Stated task:
Your job is to restate each entry word for word.

Record set:
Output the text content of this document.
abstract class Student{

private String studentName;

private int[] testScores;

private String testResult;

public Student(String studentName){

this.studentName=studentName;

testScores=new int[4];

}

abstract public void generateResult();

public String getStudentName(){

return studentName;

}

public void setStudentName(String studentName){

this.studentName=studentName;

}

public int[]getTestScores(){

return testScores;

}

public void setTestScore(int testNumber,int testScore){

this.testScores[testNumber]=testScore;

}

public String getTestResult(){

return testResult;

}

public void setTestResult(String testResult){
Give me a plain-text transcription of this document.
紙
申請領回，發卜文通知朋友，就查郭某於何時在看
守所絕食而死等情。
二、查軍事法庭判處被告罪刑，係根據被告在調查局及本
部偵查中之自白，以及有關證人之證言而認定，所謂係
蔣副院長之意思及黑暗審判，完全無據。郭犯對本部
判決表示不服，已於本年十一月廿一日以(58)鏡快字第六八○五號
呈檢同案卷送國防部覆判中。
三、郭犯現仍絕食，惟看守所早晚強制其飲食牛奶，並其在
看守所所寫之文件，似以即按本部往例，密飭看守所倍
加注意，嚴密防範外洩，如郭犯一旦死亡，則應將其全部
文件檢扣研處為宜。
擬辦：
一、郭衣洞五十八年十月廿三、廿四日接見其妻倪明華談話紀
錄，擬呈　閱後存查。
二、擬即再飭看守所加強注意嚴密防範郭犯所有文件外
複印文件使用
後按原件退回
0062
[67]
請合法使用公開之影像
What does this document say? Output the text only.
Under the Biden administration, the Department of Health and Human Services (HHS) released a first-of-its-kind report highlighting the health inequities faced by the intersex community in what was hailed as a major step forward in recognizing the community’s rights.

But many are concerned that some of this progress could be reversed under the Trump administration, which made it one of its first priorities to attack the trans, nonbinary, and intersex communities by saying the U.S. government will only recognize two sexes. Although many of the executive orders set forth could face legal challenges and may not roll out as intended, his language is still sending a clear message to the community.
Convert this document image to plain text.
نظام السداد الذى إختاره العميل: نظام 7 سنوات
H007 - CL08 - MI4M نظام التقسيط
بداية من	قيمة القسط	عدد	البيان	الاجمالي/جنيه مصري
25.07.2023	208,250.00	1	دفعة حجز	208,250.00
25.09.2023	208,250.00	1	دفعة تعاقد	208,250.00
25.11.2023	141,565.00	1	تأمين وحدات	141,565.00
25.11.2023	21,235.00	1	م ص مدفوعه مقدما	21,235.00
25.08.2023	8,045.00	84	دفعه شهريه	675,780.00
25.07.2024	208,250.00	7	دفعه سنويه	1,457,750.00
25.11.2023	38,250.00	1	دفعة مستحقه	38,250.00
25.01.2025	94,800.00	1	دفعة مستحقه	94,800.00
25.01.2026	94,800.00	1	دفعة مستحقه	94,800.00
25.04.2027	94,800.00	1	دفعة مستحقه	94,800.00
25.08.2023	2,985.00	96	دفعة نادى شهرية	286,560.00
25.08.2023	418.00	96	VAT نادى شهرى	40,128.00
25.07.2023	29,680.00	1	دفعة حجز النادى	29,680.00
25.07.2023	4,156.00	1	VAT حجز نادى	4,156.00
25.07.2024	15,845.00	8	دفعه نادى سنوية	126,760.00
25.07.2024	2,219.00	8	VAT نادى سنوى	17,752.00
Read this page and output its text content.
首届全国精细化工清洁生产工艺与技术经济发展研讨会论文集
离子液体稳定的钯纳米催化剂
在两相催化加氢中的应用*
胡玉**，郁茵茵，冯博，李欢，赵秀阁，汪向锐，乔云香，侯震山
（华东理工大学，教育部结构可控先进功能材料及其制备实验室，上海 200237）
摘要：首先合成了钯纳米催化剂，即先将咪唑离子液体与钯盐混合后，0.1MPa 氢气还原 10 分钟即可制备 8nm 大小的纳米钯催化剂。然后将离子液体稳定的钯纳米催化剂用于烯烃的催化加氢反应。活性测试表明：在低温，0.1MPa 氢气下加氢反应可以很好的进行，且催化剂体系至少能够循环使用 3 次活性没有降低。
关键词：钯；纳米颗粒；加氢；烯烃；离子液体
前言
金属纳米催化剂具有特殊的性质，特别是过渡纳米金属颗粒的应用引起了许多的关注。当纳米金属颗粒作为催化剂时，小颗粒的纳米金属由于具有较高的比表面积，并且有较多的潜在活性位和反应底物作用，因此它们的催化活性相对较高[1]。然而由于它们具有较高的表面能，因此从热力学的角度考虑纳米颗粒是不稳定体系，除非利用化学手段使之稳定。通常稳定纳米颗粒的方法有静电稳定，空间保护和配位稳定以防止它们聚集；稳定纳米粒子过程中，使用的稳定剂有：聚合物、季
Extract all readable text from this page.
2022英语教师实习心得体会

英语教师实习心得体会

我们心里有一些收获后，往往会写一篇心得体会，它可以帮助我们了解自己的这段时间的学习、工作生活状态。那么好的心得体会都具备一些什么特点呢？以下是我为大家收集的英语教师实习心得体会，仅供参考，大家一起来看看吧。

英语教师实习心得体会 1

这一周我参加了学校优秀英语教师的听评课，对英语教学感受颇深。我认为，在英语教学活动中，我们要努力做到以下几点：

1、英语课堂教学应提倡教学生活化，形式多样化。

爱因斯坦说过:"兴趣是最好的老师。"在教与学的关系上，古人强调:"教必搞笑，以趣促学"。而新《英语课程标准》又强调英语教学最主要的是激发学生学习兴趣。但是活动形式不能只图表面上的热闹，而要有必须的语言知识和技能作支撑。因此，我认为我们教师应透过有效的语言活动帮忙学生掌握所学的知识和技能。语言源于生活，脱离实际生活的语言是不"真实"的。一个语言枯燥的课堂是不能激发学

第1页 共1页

Answer to the task:
Output the text content of this document.
abstract class Student{

private String studentName;

private int[] testScores;

private String testResult;

public Student(String studentName){

this.studentName=studentName;

testScores=new int[4];

}

abstract public void generateResult();

public String getStudentName(){

return studentName;

}

public void setStudentName(String studentName){

this.studentName=studentName;

}

public int[]getTestScores(){

return testScores;

}

public void setTestScore(int testNumber,int testScore){

this.testScores[testNumber]=testScore;

}

public String getTestResult(){

return testResult;

}

public void setTestResult(String testResult){
Give me a plain-text transcription of this document.
紙
申請領回，發卜文通知朋友，就查郭某於何時在看
守所絕食而死等情。
二、查軍事法庭判處被告罪刑，係根據被告在調查局及本
部偵查中之自白，以及有關證人之證言而認定，所謂係
蔣副院長之意思及黑暗審判，完全無據。郭犯對本部
判決表示不服，已於本年十一月廿一日以(58)鏡快字第六八○五號
呈檢同案卷送國防部覆判中。
三、郭犯現仍絕食，惟看守所早晚強制其飲食牛奶，並其在
看守所所寫之文件，似以即按本部往例，密飭看守所倍
加注意，嚴密防範外洩，如郭犯一旦死亡，則應將其全部
文件檢扣研處為宜。
擬辦：
一、郭衣洞五十八年十月廿三、廿四日接見其妻倪明華談話紀
錄，擬呈　閱後存查。
二、擬即再飭看守所加強注意嚴密防範郭犯所有文件外
複印文件使用
後按原件退回
0062
[67]
請合法使用公開之影像
What does this document say? Output the text only.
Under the Biden administration, the Department of Health and Human Services (HHS) released a first-of-its-kind report highlighting the health inequities faced by the intersex community in what was hailed as a major step forward in recognizing the community’s rights.

But many are concerned that some of this progress could be reversed under the Trump administration, which made it one of its first priorities to attack the trans, nonbinary, and intersex communities by saying the U.S. government will only recognize two sexes. Although many of the executive orders set forth could face legal challenges and may not roll out as intended, his language is still sending a clear message to the community.
Convert this document image to plain text.
نظام السداد الذى إختاره العميل: نظام 7 سنوات
H007 - CL08 - MI4M نظام التقسيط
بداية من	قيمة القسط	عدد	البيان	الاجمالي/جنيه مصري
25.07.2023	208,250.00	1	دفعة حجز	208,250.00
25.09.2023	208,250.00	1	دفعة تعاقد	208,250.00
25.11.2023	141,565.00	1	تأمين وحدات	141,565.00
25.11.2023	21,235.00	1	م ص مدفوعه مقدما	21,235.00
25.08.2023	8,045.00	84	دفعه شهريه	675,780.00
25.07.2024	208,250.00	7	دفعه سنويه	1,457,750.00
25.11.2023	38,250.00	1	دفعة مستحقه	38,250.00
25.01.2025	94,800.00	1	دفعة مستحقه	94,800.00
25.01.2026	94,800.00	1	دفعة مستحقه	94,800.00
25.04.2027	94,800.00	1	دفعة مستحقه	94,800.00
25.08.2023	2,985.00	96	دفعة نادى شهرية	286,560.00
25.08.2023	418.00	96	VAT نادى شهرى	40,128.00
25.07.2023	29,680.00	1	دفعة حجز النادى	29,680.00
25.07.2023	4,156.00	1	VAT حجز نادى	4,156.00
25.07.2024	15,845.00	8	دفعه نادى سنوية	126,760.00
25.07.2024	2,219.00	8	VAT نادى سنوى	17,752.00
Read this page and output its text content.
首届全国精细化工清洁生产工艺与技术经济发展研讨会论文集
离子液体稳定的钯纳米催化剂
在两相催化加氢中的应用*
胡玉**，郁茵茵，冯博，李欢，赵秀阁，汪向锐，乔云香，侯震山
（华东理工大学，教育部结构可控先进功能材料及其制备实验室，上海 200237）
摘要：首先合成了钯纳米催化剂，即先将咪唑离子液体与钯盐混合后，0.1MPa 氢气还原 10 分钟即可制备 8nm 大小的纳米钯催化剂。然后将离子液体稳定的钯纳米催化剂用于烯烃的催化加氢反应。活性测试表明：在低温，0.1MPa 氢气下加氢反应可以很好的进行，且催化剂体系至少能够循环使用 3 次活性没有降低。
关键词：钯；纳米颗粒；加氢；烯烃；离子液体
前言
金属纳米催化剂具有特殊的性质，特别是过渡纳米金属颗粒的应用引起了许多的关注。当纳米金属颗粒作为催化剂时，小颗粒的纳米金属由于具有较高的比表面积，并且有较多的潜在活性位和反应底物作用，因此它们的催化活性相对较高[1]。然而由于它们具有较高的表面能，因此从热力学的角度考虑纳米颗粒是不稳定体系，除非利用化学手段使之稳定。通常稳定纳米颗粒的方法有静电稳定，空间保护和配位稳定以防止它们聚集；稳定纳米粒子过程中，使用的稳定剂有：聚合物、季
Extract all readable text from this page.
2022英语教师实习心得体会

英语教师实习心得体会

我们心里有一些收获后，往往会写一篇心得体会，它可以帮助我们了解自己的这段时间的学习、工作生活状态。那么好的心得体会都具备一些什么特点呢？以下是我为大家收集的英语教师实习心得体会，仅供参考，大家一起来看看吧。

英语教师实习心得体会 1

这一周我参加了学校优秀英语教师的听评课，对英语教学感受颇深。我认为，在英语教学活动中，我们要努力做到以下几点：

1、英语课堂教学应提倡教学生活化，形式多样化。

爱因斯坦说过:"兴趣是最好的老师。"在教与学的关系上，古人强调:"教必搞笑，以趣促学"。而新《英语课程标准》又强调英语教学最主要的是激发学生学习兴趣。但是活动形式不能只图表面上的热闹，而要有必须的语言知识和技能作支撑。因此，我认为我们教师应透过有效的语言活动帮忙学生掌握所学的知识和技能。语言源于生活，脱离实际生活的语言是不"真实"的。一个语言枯燥的课堂是不能激发学

第1页 共1页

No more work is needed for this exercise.